<<<<

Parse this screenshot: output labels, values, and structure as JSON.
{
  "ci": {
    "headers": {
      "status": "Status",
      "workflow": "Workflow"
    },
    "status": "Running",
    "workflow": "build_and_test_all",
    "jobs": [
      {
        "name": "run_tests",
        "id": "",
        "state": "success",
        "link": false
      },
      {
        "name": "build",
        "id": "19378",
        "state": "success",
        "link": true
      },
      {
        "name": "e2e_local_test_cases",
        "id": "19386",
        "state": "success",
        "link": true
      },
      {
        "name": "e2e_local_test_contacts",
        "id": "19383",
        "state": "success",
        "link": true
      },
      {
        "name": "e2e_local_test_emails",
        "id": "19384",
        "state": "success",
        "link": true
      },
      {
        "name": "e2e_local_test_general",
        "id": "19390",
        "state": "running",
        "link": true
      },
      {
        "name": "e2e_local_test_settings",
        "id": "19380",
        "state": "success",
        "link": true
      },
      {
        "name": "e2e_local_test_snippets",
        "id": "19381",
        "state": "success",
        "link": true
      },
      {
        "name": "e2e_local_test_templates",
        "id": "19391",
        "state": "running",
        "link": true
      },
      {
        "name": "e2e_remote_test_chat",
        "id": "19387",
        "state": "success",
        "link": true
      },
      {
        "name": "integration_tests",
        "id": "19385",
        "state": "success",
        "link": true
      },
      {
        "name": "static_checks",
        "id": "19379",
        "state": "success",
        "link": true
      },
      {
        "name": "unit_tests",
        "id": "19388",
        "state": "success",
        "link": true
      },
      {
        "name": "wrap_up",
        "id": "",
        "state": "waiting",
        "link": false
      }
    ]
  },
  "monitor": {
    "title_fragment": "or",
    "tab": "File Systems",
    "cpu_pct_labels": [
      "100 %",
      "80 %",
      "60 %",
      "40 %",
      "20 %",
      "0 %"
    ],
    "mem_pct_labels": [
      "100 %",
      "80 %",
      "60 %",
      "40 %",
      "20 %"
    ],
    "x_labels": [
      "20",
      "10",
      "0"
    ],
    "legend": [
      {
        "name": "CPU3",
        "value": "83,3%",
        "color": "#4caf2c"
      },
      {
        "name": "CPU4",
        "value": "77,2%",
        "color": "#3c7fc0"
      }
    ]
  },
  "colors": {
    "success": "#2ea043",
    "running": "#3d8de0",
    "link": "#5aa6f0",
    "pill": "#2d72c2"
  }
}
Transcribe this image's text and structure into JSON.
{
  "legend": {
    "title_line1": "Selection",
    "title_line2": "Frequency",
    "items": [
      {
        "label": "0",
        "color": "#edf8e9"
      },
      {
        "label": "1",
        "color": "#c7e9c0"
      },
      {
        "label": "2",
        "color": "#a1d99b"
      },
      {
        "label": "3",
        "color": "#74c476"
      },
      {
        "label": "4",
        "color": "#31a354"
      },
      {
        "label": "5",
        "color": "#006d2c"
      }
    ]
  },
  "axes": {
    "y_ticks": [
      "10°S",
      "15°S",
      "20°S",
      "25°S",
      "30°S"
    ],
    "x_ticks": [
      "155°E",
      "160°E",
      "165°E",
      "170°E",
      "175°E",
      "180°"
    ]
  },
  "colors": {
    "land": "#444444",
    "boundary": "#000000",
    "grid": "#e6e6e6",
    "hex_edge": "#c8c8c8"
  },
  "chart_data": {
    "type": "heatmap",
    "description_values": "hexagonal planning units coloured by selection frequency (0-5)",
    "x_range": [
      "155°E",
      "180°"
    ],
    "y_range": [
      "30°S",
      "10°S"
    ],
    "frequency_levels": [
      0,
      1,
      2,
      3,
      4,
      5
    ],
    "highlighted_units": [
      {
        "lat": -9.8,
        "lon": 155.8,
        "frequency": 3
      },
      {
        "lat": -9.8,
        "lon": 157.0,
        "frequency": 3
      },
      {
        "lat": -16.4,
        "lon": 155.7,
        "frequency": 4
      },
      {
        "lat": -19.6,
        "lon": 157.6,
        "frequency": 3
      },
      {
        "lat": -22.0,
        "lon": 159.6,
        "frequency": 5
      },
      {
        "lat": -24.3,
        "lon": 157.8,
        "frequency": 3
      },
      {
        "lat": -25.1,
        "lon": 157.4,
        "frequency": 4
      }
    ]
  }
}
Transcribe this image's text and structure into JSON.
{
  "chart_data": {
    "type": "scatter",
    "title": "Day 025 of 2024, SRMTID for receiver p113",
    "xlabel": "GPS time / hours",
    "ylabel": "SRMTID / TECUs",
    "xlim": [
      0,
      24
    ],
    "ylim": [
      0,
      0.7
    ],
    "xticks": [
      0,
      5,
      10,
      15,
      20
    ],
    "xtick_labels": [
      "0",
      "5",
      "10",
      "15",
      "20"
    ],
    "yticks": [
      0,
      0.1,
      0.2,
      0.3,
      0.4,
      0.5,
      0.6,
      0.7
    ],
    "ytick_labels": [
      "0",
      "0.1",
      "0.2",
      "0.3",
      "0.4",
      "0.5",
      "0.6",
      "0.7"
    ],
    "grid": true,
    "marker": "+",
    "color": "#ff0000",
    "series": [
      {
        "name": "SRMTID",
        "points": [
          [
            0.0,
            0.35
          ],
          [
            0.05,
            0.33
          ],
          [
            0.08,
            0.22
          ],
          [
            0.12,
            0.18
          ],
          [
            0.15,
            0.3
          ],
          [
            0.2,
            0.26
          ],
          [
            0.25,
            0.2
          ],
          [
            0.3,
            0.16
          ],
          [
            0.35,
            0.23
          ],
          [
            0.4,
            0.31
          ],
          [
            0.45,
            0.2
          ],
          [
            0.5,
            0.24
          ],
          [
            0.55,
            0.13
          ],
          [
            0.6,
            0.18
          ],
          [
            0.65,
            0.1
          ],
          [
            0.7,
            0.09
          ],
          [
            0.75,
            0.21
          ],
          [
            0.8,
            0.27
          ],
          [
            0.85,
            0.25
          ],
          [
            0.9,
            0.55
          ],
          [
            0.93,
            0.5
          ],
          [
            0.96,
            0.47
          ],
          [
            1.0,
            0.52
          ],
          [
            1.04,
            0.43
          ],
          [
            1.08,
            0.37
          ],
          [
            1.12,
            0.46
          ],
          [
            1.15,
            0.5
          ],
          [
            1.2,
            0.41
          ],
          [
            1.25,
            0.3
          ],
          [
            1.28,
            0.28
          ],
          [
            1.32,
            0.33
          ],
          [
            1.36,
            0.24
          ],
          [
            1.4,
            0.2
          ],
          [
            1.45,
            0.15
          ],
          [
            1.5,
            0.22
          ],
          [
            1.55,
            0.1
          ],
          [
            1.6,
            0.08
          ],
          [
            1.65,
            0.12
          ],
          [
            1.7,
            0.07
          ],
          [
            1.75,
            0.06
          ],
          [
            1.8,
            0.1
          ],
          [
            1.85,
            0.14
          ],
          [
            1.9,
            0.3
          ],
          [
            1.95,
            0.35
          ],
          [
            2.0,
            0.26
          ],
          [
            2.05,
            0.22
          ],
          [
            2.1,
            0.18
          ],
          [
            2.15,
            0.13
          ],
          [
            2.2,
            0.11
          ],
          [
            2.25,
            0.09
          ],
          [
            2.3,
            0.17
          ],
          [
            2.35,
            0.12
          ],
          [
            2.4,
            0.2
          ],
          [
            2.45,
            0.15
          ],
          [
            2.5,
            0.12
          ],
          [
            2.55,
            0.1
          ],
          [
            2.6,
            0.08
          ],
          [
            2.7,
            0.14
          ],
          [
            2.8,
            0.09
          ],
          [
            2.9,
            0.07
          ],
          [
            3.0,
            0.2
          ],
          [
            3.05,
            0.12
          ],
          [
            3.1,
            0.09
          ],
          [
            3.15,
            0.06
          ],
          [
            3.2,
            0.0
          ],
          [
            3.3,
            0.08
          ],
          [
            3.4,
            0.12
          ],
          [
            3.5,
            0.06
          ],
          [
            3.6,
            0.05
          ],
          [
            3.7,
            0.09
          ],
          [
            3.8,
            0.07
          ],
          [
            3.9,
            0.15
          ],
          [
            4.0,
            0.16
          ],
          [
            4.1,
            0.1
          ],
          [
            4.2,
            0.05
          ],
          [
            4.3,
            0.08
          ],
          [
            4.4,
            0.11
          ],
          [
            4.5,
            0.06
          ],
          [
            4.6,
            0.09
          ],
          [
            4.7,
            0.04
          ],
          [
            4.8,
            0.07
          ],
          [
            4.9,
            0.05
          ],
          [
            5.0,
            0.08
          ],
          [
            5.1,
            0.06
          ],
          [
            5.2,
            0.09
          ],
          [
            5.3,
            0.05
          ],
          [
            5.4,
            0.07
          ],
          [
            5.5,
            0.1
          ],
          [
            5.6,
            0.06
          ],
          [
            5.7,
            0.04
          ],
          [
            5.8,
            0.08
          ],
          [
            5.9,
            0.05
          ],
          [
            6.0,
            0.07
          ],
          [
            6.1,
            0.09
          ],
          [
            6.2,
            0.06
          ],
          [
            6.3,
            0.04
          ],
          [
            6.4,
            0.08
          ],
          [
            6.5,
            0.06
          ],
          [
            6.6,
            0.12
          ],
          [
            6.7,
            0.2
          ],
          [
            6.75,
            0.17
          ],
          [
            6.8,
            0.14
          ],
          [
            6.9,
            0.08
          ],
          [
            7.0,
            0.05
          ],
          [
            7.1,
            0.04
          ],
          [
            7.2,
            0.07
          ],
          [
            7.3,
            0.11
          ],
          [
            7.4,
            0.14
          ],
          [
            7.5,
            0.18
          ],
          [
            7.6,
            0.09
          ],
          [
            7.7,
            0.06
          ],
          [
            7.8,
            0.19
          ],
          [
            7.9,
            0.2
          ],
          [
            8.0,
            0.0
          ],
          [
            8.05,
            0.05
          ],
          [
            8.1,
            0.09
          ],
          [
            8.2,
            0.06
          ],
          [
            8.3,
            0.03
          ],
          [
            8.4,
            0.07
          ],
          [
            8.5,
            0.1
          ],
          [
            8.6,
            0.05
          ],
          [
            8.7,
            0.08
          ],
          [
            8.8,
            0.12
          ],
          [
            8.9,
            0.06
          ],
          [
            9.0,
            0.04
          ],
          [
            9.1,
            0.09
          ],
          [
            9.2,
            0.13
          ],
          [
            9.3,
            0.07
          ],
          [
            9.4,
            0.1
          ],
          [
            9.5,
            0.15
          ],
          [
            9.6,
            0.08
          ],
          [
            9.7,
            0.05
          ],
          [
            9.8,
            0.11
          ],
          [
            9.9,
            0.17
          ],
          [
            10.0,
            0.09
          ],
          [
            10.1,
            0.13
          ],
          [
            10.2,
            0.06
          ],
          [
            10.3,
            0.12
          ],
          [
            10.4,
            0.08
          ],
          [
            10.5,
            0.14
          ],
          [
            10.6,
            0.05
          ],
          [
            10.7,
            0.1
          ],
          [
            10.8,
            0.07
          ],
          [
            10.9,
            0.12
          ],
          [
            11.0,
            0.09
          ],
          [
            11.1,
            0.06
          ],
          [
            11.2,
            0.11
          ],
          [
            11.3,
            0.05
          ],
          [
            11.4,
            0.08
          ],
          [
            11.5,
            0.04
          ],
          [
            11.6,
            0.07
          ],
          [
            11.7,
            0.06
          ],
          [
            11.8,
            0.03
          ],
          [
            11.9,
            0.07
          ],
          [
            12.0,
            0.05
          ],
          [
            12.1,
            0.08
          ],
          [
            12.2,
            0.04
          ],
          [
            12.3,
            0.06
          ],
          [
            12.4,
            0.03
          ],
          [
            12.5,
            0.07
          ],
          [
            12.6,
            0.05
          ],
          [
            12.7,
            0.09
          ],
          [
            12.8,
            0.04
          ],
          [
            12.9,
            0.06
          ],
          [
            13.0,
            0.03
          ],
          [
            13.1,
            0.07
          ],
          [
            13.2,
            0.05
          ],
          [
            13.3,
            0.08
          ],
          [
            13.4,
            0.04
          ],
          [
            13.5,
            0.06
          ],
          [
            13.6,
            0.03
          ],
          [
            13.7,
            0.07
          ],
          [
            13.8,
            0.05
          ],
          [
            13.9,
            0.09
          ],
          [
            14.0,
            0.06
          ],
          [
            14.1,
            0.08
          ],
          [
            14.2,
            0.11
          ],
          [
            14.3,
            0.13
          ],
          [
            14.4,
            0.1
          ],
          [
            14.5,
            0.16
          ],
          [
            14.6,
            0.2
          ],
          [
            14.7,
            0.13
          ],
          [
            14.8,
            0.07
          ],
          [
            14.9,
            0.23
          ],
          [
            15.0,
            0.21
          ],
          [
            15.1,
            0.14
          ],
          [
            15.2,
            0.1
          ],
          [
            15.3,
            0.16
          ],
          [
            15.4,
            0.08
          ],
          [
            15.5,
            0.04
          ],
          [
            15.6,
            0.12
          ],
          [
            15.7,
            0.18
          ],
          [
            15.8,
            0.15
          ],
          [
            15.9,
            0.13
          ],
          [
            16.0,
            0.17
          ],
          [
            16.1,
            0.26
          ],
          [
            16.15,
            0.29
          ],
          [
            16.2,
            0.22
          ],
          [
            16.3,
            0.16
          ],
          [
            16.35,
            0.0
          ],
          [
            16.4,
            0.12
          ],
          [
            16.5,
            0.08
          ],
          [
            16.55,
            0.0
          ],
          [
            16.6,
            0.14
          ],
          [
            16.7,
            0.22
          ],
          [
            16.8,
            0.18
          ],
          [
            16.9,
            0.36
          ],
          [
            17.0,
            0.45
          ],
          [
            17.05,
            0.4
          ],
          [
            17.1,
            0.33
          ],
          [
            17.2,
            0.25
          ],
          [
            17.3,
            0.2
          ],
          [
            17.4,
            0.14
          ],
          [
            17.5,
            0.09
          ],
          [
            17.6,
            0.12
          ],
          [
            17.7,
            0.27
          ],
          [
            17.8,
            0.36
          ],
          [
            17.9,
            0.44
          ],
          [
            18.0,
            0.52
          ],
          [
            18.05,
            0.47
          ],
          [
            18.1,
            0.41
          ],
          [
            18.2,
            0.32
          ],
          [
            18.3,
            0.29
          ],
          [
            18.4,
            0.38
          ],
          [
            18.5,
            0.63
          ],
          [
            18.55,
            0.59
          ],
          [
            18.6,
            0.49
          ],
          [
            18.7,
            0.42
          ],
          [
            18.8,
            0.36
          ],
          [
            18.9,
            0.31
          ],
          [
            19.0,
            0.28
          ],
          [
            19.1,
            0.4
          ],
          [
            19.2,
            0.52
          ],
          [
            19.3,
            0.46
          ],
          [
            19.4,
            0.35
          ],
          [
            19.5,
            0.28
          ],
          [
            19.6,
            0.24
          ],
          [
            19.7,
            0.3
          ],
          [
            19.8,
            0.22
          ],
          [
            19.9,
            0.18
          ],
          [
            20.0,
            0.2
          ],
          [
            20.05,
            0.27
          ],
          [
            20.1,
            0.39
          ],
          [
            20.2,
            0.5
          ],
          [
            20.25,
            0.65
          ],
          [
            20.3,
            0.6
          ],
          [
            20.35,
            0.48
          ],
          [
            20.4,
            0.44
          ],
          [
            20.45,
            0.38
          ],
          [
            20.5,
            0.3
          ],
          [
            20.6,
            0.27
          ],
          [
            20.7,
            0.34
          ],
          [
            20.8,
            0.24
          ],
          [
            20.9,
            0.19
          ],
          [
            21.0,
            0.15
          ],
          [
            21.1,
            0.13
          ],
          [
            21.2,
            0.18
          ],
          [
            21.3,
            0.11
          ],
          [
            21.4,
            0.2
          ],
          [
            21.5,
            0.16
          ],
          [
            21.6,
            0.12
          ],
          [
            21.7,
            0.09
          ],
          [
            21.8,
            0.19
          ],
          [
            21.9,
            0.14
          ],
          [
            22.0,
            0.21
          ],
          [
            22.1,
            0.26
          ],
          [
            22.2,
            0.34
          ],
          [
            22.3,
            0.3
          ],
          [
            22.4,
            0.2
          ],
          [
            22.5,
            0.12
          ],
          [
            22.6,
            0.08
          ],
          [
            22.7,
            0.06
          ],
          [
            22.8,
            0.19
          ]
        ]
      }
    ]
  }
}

>>>>

◆ Set problem ◆
Each line that holds the word "workflow" should be extracted from the records.

◆ Solved problem ◆
      "workflow": "Workflow"
    "workflow": "build_and_test_all",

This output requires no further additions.